Please reproduce every record, keeping each one exactly as written.

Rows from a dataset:
↓

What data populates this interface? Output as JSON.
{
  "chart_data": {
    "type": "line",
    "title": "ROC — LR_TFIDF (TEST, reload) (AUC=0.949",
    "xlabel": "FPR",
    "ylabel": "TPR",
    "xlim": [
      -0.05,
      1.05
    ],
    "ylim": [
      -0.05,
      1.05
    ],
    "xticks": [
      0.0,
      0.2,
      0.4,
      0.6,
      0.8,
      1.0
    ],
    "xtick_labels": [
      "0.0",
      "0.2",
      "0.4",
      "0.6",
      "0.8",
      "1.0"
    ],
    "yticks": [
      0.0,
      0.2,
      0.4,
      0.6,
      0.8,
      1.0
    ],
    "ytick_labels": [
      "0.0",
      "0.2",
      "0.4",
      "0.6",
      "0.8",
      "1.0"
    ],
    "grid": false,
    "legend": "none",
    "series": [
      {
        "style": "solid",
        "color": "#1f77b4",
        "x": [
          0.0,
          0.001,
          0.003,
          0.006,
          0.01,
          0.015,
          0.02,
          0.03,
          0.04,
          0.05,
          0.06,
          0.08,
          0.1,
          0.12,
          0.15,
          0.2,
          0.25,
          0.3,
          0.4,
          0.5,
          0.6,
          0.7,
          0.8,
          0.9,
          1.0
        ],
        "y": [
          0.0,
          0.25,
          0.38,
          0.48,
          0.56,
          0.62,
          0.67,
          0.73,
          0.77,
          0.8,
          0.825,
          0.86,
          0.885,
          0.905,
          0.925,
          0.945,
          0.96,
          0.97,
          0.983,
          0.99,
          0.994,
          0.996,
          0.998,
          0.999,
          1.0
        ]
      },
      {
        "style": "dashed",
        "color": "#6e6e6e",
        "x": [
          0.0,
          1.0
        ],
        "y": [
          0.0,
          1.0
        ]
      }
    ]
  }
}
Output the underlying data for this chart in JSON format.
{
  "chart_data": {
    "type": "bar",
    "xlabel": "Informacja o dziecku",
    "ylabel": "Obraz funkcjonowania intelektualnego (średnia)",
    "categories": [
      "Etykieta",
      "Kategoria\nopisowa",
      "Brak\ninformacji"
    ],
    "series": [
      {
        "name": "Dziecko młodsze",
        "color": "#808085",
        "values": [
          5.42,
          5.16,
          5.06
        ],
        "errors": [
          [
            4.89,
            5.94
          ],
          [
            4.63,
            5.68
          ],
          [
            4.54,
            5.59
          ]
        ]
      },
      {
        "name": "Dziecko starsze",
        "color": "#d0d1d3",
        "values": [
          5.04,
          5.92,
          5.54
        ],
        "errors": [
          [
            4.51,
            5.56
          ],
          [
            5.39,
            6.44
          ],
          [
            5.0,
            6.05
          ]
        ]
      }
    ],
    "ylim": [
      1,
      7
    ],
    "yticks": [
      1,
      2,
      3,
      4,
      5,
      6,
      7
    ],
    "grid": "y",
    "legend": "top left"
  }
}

↑

» THE RESPONSE:
What data populates this interface? Output as JSON.
{
  "chart_data": {
    "type": "line",
    "title": "ROC — LR_TFIDF (TEST, reload) (AUC=0.949",
    "xlabel": "FPR",
    "ylabel": "TPR",
    "xlim": [
      -0.05,
      1.05
    ],
    "ylim": [
      -0.05,
      1.05
    ],
    "xticks": [
      0.0,
      0.2,
      0.4,
      0.6,
      0.8,
      1.0
    ],
    "xtick_labels": [
      "0.0",
      "0.2",
      "0.4",
      "0.6",
      "0.8",
      "1.0"
    ],
    "yticks": [
      0.0,
      0.2,
      0.4,
      0.6,
      0.8,
      1.0
    ],
    "ytick_labels": [
      "0.0",
      "0.2",
      "0.4",
      "0.6",
      "0.8",
      "1.0"
    ],
    "grid": false,
    "legend": "none",
    "series": [
      {
        "style": "solid",
        "color": "#1f77b4",
        "x": [
          0.0,
          0.001,
          0.003,
          0.006,
          0.01,
          0.015,
          0.02,
          0.03,
          0.04,
          0.05,
          0.06,
          0.08,
          0.1,
          0.12,
          0.15,
          0.2,
          0.25,
          0.3,
          0.4,
          0.5,
          0.6,
          0.7,
          0.8,
          0.9,
          1.0
        ],
        "y": [
          0.0,
          0.25,
          0.38,
          0.48,
          0.56,
          0.62,
          0.67,
          0.73,
          0.77,
          0.8,
          0.825,
          0.86,
          0.885,
          0.905,
          0.925,
          0.945,
          0.96,
          0.97,
          0.983,
          0.99,
          0.994,
          0.996,
          0.998,
          0.999,
          1.0
        ]
      },
      {
        "style": "dashed",
        "color": "#6e6e6e",
        "x": [
          0.0,
          1.0
        ],
        "y": [
          0.0,
          1.0
        ]
      }
    ]
  }
}
Output the underlying data for this chart in JSON format.
{
  "chart_data": {
    "type": "bar",
    "xlabel": "Informacja o dziecku",
    "ylabel": "Obraz funkcjonowania intelektualnego (średnia)",
    "categories": [
      "Etykieta",
      "Kategoria\nopisowa",
      "Brak\ninformacji"
    ],
    "series": [
      {
        "name": "Dziecko młodsze",
        "color": "#808085",
        "values": [
          5.42,
          5.16,
          5.06
        ],
        "errors": [
          [
            4.89,
            5.94
          ],
          [
            4.63,
            5.68
          ],
          [
            4.54,
            5.59
          ]
        ]
      },
      {
        "name": "Dziecko starsze",
        "color": "#d0d1d3",
        "values": [
          5.04,
          5.92,
          5.54
        ],
        "errors": [
          [
            4.51,
            5.56
          ],
          [
            5.39,
            6.44
          ],
          [
            5.0,
            6.05
          ]
        ]
      }
    ],
    "ylim": [
      1,
      7
    ],
    "yticks": [
      1,
      2,
      3,
      4,
      5,
      6,
      7
    ],
    "grid": "y",
    "legend": "top left"
  }
}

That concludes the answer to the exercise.